═══ RECORDS SHOWN
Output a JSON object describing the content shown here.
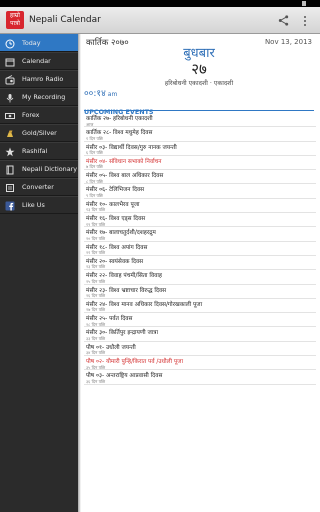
{
  "app": {
    "title": "Nepali Calendar",
    "logo_text_top": "हाम्रो",
    "logo_text_bottom": "पात्रो"
  },
  "drawer": {
    "items": [
      {
        "label": "Today",
        "icon": "calendar-today-icon",
        "active": true
      },
      {
        "label": "Calendar",
        "icon": "calendar-icon",
        "active": false
      },
      {
        "label": "Hamro Radio",
        "icon": "radio-icon",
        "active": false
      },
      {
        "label": "My Recording",
        "icon": "microphone-icon",
        "active": false
      },
      {
        "label": "Forex",
        "icon": "currency-icon",
        "active": false
      },
      {
        "label": "Gold/Silver",
        "icon": "gold-icon",
        "active": false
      },
      {
        "label": "Rashifal",
        "icon": "star-icon",
        "active": false
      },
      {
        "label": "Nepali Dictionary",
        "icon": "book-icon",
        "active": false
      },
      {
        "label": "Converter",
        "icon": "converter-icon",
        "active": false
      },
      {
        "label": "Like Us",
        "icon": "facebook-icon",
        "active": false
      }
    ]
  },
  "today": {
    "nepali_month": "कार्तिक २०७०",
    "english_date": "Nov 13, 2013",
    "weekday": "बुधबार",
    "day": "२७",
    "tithi": "हरिबोधनी एकादशी · एकादशी",
    "time": "००:१४",
    "ampm": "am"
  },
  "upcoming": {
    "header": "UPCOMING EVENTS",
    "events": [
      {
        "title": "कार्तिक २७- हरिबोधनी एकादशी",
        "sub": "आज",
        "holiday": false
      },
      {
        "title": "कार्तिक २८- विश्व मधुमेह दिवस",
        "sub": "१ दिन पछि",
        "holiday": false
      },
      {
        "title": "मंसीर ०३- विद्यार्थी दिवस/गुरु नानक जयन्ती",
        "sub": "६ दिन पछि",
        "holiday": false
      },
      {
        "title": "मंसीर ०४- संविधान सभाको निर्वाचन",
        "sub": "७ दिन पछि",
        "holiday": true
      },
      {
        "title": "मंसीर ०५- विश्व बाल अधिकार दिवस",
        "sub": "८ दिन पछि",
        "holiday": false
      },
      {
        "title": "मंसीर ०६- टेलिभिजन दिवस",
        "sub": "९ दिन पछि",
        "holiday": false
      },
      {
        "title": "मंसीर १०- कालभैरव पूजा",
        "sub": "१३ दिन पछि",
        "holiday": false
      },
      {
        "title": "मंसीर १६- विश्व एड्स दिवस",
        "sub": "१९ दिन पछि",
        "holiday": false
      },
      {
        "title": "मंसीर १७- बालाचतुर्दशी/दशहरद्रुम",
        "sub": "२० दिन पछि",
        "holiday": false
      },
      {
        "title": "मंसीर १८- विश्व अपांग दिवस",
        "sub": "२१ दिन पछि",
        "holiday": false
      },
      {
        "title": "मंसीर २०- स्वयंसेवक दिवस",
        "sub": "२३ दिन पछि",
        "holiday": false
      },
      {
        "title": "मंसीर २२- विवाह पंचमी/सिता विवाह",
        "sub": "२५ दिन पछि",
        "holiday": false
      },
      {
        "title": "मंसीर २३- विश्व भ्रष्टाचार विरुद्ध दिवस",
        "sub": "२६ दिन पछि",
        "holiday": false
      },
      {
        "title": "मंसीर २४- विश्व मानव अधिकार दिवस/गोरखकाली पूजा",
        "sub": "२७ दिन पछि",
        "holiday": false
      },
      {
        "title": "मंसीर २५- पर्वत दिवस",
        "sub": "२८ दिन पछि",
        "holiday": false
      },
      {
        "title": "मंसीर ३०- किर्तिपुर इन्द्रायणी जात्रा",
        "sub": "३३ दिन पछि",
        "holiday": false
      },
      {
        "title": "पौष ०१- उधौली जयन्ती",
        "sub": "३४ दिन पछि",
        "holiday": false
      },
      {
        "title": "पौष ०२- यौमारी पुन्हि/किरात पर्व /उधौली पूजा",
        "sub": "३५ दिन पछि",
        "holiday": true
      },
      {
        "title": "पौष ०३- अन्तराष्ट्रिय आप्रवासी दिवस",
        "sub": "३६ दिन पछि",
        "holiday": false
      }
    ]
  },
  "colors": {
    "accent": "#2f78c4",
    "holiday": "#d32f2f",
    "drawer_bg": "#2b2b2b"
  }
}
══════
- [INSTRUCTION]
Set each line of the records down exactly, leaving every picture out.

- [PROBLEM SOLUTION]
Output a JSON object describing the content shown here.
{
  "app": {
    "title": "Nepali Calendar",
    "logo_text_top": "हाम्रो",
    "logo_text_bottom": "पात्रो"
  },
  "drawer": {
    "items": [
      {
        "label": "Today",
        "icon": "calendar-today-icon",
        "active": true
      },
      {
        "label": "Calendar",
        "icon": "calendar-icon",
        "active": false
      },
      {
        "label": "Hamro Radio",
        "icon": "radio-icon",
        "active": false
      },
      {
        "label": "My Recording",
        "icon": "microphone-icon",
        "active": false
      },
      {
        "label": "Forex",
        "icon": "currency-icon",
        "active": false
      },
      {
        "label": "Gold/Silver",
        "icon": "gold-icon",
        "active": false
      },
      {
        "label": "Rashifal",
        "icon": "star-icon",
        "active": false
      },
      {
        "label": "Nepali Dictionary",
        "icon": "book-icon",
        "active": false
      },
      {
        "label": "Converter",
        "icon": "converter-icon",
        "active": false
      },
      {
        "label": "Like Us",
        "icon": "facebook-icon",
        "active": false
      }
    ]
  },
  "today": {
    "nepali_month": "कार्तिक २०७०",
    "english_date": "Nov 13, 2013",
    "weekday": "बुधबार",
    "day": "२७",
    "tithi": "हरिबोधनी एकादशी · एकादशी",
    "time": "००:१४",
    "ampm": "am"
  },
  "upcoming": {
    "header": "UPCOMING EVENTS",
    "events": [
      {
        "title": "कार्तिक २७- हरिबोधनी एकादशी",
        "sub": "आज",
        "holiday": false
      },
      {
        "title": "कार्तिक २८- विश्व मधुमेह दिवस",
        "sub": "१ दिन पछि",
        "holiday": false
      },
      {
        "title": "मंसीर ०३- विद्यार्थी दिवस/गुरु नानक जयन्ती",
        "sub": "६ दिन पछि",
        "holiday": false
      },
      {
        "title": "मंसीर ०४- संविधान सभाको निर्वाचन",
        "sub": "७ दिन पछि",
        "holiday": true
      },
      {
        "title": "मंसीर ०५- विश्व बाल अधिकार दिवस",
        "sub": "८ दिन पछि",
        "holiday": false
      },
      {
        "title": "मंसीर ०६- टेलिभिजन दिवस",
        "sub": "९ दिन पछि",
        "holiday": false
      },
      {
        "title": "मंसीर १०- कालभैरव पूजा",
        "sub": "१३ दिन पछि",
        "holiday": false
      },
      {
        "title": "मंसीर १६- विश्व एड्स दिवस",
        "sub": "१९ दिन पछि",
        "holiday": false
      },
      {
        "title": "मंसीर १७- बालाचतुर्दशी/दशहरद्रुम",
        "sub": "२० दिन पछि",
        "holiday": false
      },
      {
        "title": "मंसीर १८- विश्व अपांग दिवस",
        "sub": "२१ दिन पछि",
        "holiday": false
      },
      {
        "title": "मंसीर २०- स्वयंसेवक दिवस",
        "sub": "२३ दिन पछि",
        "holiday": false
      },
      {
        "title": "मंसीर २२- विवाह पंचमी/सिता विवाह",
        "sub": "२५ दिन पछि",
        "holiday": false
      },
      {
        "title": "मंसीर २३- विश्व भ्रष्टाचार विरुद्ध दिवस",
        "sub": "२६ दिन पछि",
        "holiday": false
      },
      {
        "title": "मंसीर २४- विश्व मानव अधिकार दिवस/गोरखकाली पूजा",
        "sub": "२७ दिन पछि",
        "holiday": false
      },
      {
        "title": "मंसीर २५- पर्वत दिवस",
        "sub": "२८ दिन पछि",
        "holiday": false
      },
      {
        "title": "मंसीर ३०- किर्तिपुर इन्द्रायणी जात्रा",
        "sub": "३३ दिन पछि",
        "holiday": false
      },
      {
        "title": "पौष ०१- उधौली जयन्ती",
        "sub": "३४ दिन पछि",
        "holiday": false
      },
      {
        "title": "पौष ०२- यौमारी पुन्हि/किरात पर्व /उधौली पूजा",
        "sub": "३५ दिन पछि",
        "holiday": true
      },
      {
        "title": "पौष ०३- अन्तराष्ट्रिय आप्रवासी दिवस",
        "sub": "३६ दिन पछि",
        "holiday": false
      }
    ]
  },
  "colors": {
    "accent": "#2f78c4",
    "holiday": "#d32f2f",
    "drawer_bg": "#2b2b2b"
  }
}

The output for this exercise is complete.